Your objective —
In the stretch of entries from the line containing "photo-credit: © SOPHIE" through the line containing "627, 806, 662]", swap "section-heading" for "subsection-heading". Return only those lines, with nothing else altered.
===== Data provided =====
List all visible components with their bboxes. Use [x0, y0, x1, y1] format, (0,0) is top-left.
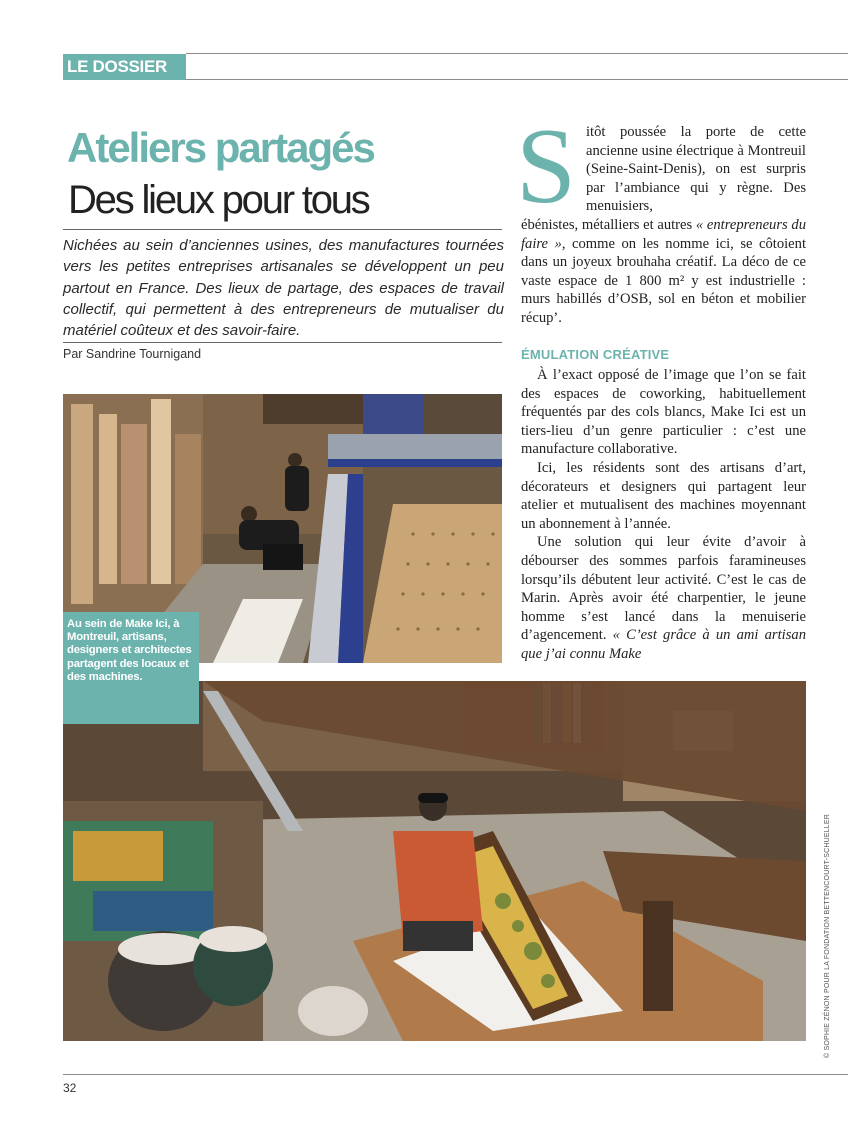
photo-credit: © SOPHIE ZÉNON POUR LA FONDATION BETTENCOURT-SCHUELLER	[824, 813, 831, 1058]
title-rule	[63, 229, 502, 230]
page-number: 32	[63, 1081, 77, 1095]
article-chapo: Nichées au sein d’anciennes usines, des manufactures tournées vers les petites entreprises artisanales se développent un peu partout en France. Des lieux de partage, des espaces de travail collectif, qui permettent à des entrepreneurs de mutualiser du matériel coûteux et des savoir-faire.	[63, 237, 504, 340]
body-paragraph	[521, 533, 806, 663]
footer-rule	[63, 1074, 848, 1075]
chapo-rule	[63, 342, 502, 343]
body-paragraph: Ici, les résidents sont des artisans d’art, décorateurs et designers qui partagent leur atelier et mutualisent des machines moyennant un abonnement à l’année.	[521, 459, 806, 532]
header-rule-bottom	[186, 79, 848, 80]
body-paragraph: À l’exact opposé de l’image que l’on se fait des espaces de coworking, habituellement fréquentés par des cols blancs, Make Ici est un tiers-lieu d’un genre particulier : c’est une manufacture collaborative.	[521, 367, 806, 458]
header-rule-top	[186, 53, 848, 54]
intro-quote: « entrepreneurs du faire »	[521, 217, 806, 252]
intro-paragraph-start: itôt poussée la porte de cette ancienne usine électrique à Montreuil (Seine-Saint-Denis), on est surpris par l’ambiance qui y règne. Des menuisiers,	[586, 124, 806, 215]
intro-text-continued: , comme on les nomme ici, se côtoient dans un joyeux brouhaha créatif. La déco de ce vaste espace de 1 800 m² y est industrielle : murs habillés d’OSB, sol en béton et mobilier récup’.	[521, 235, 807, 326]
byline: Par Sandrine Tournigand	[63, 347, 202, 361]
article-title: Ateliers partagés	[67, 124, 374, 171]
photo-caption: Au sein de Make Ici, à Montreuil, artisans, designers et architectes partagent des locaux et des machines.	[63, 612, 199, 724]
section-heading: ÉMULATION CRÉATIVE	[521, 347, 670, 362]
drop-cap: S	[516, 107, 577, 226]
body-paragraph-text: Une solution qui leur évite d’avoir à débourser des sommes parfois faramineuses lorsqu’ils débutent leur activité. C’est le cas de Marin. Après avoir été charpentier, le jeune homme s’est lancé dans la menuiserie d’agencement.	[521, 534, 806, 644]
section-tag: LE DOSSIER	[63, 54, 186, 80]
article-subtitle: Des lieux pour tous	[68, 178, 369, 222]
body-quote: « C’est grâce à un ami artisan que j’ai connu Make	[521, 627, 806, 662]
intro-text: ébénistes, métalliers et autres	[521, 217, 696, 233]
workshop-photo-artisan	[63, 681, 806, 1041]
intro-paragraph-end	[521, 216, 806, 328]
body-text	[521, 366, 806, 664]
=====
===== Data provided =====
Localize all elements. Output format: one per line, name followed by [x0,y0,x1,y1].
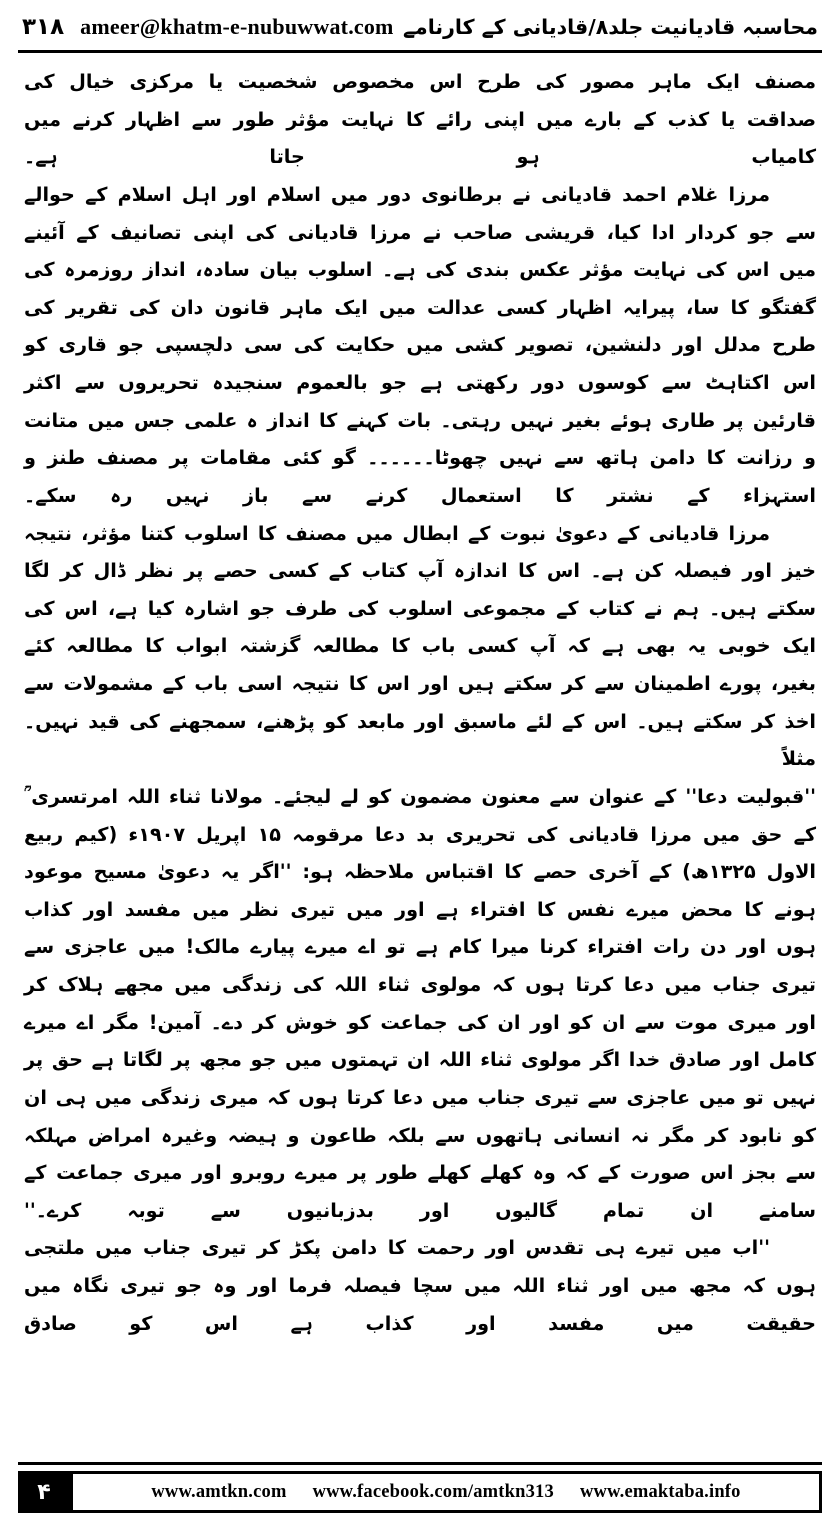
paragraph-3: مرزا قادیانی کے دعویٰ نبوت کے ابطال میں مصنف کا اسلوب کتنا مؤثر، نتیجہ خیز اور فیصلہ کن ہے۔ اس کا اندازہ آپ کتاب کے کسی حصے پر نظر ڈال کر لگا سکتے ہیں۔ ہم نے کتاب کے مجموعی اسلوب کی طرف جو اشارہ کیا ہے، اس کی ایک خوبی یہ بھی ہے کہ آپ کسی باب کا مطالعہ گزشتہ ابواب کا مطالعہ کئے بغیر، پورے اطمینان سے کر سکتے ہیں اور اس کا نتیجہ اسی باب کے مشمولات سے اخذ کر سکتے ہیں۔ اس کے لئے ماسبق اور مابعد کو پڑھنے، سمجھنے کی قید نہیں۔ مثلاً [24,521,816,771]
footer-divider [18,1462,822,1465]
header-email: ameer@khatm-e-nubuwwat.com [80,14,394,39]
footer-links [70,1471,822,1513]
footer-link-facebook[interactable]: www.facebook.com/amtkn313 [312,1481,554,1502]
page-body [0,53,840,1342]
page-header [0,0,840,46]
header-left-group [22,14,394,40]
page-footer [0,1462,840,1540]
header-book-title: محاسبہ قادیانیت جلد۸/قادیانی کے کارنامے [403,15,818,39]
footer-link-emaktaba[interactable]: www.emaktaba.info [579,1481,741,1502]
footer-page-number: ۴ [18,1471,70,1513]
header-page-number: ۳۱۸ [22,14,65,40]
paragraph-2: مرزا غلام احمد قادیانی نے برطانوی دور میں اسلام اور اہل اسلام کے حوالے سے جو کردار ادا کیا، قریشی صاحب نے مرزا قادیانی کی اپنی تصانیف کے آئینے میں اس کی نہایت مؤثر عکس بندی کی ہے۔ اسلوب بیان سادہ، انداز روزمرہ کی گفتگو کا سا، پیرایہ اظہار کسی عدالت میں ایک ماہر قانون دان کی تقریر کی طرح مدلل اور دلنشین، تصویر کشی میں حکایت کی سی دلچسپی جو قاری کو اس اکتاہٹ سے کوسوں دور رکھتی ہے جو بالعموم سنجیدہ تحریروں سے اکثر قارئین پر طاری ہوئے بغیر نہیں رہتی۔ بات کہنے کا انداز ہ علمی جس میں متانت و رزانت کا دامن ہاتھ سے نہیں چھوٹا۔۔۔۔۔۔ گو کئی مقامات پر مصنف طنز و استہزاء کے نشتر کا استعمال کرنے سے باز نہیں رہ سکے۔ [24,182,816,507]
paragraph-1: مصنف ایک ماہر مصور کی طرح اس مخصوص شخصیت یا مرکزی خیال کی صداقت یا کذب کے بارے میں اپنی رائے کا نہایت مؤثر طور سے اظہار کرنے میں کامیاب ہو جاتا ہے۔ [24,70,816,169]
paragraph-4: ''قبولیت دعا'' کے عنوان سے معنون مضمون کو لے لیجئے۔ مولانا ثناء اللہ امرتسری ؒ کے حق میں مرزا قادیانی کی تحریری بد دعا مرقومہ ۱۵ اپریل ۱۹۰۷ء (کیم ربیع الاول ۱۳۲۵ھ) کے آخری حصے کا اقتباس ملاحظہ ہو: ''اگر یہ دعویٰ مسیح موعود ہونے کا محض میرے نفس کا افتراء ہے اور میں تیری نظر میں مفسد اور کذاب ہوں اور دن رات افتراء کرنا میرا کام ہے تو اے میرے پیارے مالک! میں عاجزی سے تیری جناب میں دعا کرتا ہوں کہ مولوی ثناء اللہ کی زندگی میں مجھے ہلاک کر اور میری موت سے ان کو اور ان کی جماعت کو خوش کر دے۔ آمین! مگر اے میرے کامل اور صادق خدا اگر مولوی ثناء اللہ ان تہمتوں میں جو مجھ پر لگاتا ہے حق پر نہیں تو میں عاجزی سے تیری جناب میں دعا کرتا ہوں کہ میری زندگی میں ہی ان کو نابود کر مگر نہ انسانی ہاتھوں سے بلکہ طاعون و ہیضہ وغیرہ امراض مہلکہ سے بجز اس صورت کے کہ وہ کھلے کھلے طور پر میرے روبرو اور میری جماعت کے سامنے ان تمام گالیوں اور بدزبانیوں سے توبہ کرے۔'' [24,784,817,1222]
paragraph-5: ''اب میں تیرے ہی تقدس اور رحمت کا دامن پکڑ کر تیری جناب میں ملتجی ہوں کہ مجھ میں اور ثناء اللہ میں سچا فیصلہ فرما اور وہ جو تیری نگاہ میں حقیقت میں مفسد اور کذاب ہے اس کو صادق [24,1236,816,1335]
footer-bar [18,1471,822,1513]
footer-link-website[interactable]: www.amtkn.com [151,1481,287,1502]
=====
===== Data provided =====
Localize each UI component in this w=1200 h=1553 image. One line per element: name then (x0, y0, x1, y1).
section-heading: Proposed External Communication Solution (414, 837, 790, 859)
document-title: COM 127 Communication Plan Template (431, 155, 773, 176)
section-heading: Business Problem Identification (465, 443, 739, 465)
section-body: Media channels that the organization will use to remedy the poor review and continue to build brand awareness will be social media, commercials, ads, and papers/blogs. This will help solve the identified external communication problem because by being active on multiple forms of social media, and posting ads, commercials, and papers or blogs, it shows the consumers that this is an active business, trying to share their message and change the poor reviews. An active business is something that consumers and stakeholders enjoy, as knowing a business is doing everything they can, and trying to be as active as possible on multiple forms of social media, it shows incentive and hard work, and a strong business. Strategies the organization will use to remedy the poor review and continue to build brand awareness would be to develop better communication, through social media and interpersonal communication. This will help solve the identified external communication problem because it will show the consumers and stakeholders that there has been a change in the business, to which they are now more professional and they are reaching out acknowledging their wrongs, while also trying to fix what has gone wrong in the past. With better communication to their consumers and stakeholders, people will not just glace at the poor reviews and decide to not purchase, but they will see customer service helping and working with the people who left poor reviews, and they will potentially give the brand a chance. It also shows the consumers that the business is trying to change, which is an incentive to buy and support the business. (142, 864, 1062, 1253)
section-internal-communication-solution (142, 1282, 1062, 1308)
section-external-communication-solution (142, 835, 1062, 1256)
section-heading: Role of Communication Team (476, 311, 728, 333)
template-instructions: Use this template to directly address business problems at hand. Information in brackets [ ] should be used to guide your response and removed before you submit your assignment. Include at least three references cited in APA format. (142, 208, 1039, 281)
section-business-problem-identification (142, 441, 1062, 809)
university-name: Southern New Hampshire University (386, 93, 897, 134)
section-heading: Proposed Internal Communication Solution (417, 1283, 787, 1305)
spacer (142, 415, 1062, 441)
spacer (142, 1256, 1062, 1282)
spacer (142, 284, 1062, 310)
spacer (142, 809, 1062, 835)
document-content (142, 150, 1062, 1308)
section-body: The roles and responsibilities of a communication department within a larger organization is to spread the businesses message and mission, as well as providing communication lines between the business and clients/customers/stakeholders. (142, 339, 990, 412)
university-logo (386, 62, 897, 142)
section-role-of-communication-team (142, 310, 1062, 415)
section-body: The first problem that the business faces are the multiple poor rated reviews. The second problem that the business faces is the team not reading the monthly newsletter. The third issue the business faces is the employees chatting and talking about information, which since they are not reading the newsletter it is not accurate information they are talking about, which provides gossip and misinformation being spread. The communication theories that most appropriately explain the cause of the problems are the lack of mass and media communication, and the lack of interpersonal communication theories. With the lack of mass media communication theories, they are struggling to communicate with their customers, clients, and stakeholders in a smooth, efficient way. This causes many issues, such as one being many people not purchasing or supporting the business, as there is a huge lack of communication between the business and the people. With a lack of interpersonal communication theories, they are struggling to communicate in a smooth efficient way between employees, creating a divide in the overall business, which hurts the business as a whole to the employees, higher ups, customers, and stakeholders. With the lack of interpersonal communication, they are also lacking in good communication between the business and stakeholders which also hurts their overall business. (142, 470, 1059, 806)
=====
Solution for this problem —
photo-credit: © SOPHIE ZÉNON POUR LA FONDATION BETTENCOURT-SCHUELLER	[824, 813, 831, 1058]
title-rule	[63, 229, 502, 230]
page-number: 32	[63, 1081, 77, 1095]
article-chapo: Nichées au sein d’anciennes usines, des manufactures tournées vers les petites entreprises artisanales se développent un peu partout en France. Des lieux de partage, des espaces de travail collectif, qui permettent à des entrepreneurs de mutualiser du matériel coûteux et des savoir-faire.	[63, 237, 504, 340]
body-paragraph	[521, 533, 806, 663]
footer-rule	[63, 1074, 848, 1075]
chapo-rule	[63, 342, 502, 343]
body-paragraph: Ici, les résidents sont des artisans d’art, décorateurs et designers qui partagent leur atelier et mutualisent des machines moyennant un abonnement à l’année.	[521, 459, 806, 532]
header-rule-bottom	[186, 79, 848, 80]
body-paragraph: À l’exact opposé de l’image que l’on se fait des espaces de coworking, habituellement fréquentés par des cols blancs, Make Ici est un tiers-lieu d’un genre particulier : c’est une manufacture collaborative.	[521, 367, 806, 458]
header-rule-top	[186, 53, 848, 54]
intro-quote: « entrepreneurs du faire »	[521, 217, 806, 252]
intro-paragraph-start: itôt poussée la porte de cette ancienne usine électrique à Montreuil (Seine-Saint-Denis), on est surpris par l’ambiance qui y règne. Des menuisiers,	[586, 124, 806, 215]
intro-text-continued: , comme on les nomme ici, se côtoient dans un joyeux brouhaha créatif. La déco de ce vaste espace de 1 800 m² y est industrielle : murs habillés d’OSB, sol en béton et mobilier récup’.	[521, 235, 807, 326]
byline: Par Sandrine Tournigand	[63, 347, 202, 361]
article-title: Ateliers partagés	[67, 124, 374, 171]
photo-caption: Au sein de Make Ici, à Montreuil, artisans, designers et architectes partagent des locaux et des machines.	[63, 612, 199, 724]
subsection-heading: ÉMULATION CRÉATIVE	[521, 347, 670, 362]
drop-cap: S	[516, 107, 577, 226]
body-paragraph-text: Une solution qui leur évite d’avoir à débourser des sommes parfois faramineuses lorsqu’ils débutent leur activité. C’est le cas de Marin. Après avoir été charpentier, le jeune homme s’est lancé dans la menuiserie d’agencement.	[521, 534, 806, 644]
section-tag: LE DOSSIER	[63, 54, 186, 80]
article-subtitle: Des lieux pour tous	[68, 178, 369, 222]
body-quote: « C’est grâce à un ami artisan que j’ai connu Make	[521, 627, 806, 662]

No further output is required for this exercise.